# start of RECORDS SUPPLIED
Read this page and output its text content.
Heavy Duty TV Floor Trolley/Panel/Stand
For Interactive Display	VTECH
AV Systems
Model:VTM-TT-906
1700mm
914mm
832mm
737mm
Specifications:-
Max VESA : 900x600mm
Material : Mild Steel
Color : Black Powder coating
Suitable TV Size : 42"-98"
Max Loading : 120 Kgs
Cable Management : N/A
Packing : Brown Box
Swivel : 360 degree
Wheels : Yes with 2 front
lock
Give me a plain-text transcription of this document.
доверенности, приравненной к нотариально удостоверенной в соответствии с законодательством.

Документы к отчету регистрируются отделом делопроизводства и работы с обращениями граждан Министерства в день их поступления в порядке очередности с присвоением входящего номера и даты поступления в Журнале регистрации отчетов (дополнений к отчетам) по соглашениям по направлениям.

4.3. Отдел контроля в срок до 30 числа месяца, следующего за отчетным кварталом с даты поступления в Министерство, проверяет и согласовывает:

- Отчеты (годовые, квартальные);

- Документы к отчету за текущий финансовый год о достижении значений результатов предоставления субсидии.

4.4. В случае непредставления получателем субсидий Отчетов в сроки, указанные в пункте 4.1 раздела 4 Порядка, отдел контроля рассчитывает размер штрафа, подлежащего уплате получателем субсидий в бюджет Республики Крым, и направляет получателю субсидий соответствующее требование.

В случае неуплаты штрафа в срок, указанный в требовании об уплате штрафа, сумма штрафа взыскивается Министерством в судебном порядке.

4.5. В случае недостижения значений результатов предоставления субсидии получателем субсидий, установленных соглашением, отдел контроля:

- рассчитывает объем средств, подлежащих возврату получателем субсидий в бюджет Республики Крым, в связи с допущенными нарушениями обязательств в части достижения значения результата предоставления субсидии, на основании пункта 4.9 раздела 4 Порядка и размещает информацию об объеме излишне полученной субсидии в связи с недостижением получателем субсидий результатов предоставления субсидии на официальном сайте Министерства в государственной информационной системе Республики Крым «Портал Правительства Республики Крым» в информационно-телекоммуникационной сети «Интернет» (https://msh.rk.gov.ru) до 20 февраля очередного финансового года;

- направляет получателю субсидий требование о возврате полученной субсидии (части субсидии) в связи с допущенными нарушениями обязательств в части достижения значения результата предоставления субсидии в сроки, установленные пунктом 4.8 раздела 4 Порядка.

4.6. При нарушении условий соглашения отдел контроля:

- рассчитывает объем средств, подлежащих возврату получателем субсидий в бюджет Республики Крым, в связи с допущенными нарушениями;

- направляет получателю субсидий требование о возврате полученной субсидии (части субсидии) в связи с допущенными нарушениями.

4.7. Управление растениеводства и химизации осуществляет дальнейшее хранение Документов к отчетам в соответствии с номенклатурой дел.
# end of RECORDS SUPPLIED
**SHORT PROBLEM**
The lines to collect are those holding the string "обязательств"; copy them all.

**SOLUTION**
- рассчитывает объем средств, подлежащих возврату получателем субсидий в бюджет Республики Крым, в связи с допущенными нарушениями обязательств в части достижения значения результата предоставления субсидии, на основании пункта 4.9 раздела 4 Порядка и размещает информацию об объеме излишне полученной субсидии в связи с недостижением получателем субсидий результатов предоставления субсидии на официальном сайте Министерства в государственной информационной системе Республики Крым «Портал Правительства Республики Крым» в информационно-телекоммуникационной сети «Интернет» (https://msh.rk.gov.ru) до 20 февраля очередного финансового года;
- направляет получателю субсидий требование о возврате полученной субсидии (части субсидии) в связи с допущенными нарушениями обязательств в части достижения значения результата предоставления субсидии в сроки, установленные пунктом 4.8 раздела 4 Порядка.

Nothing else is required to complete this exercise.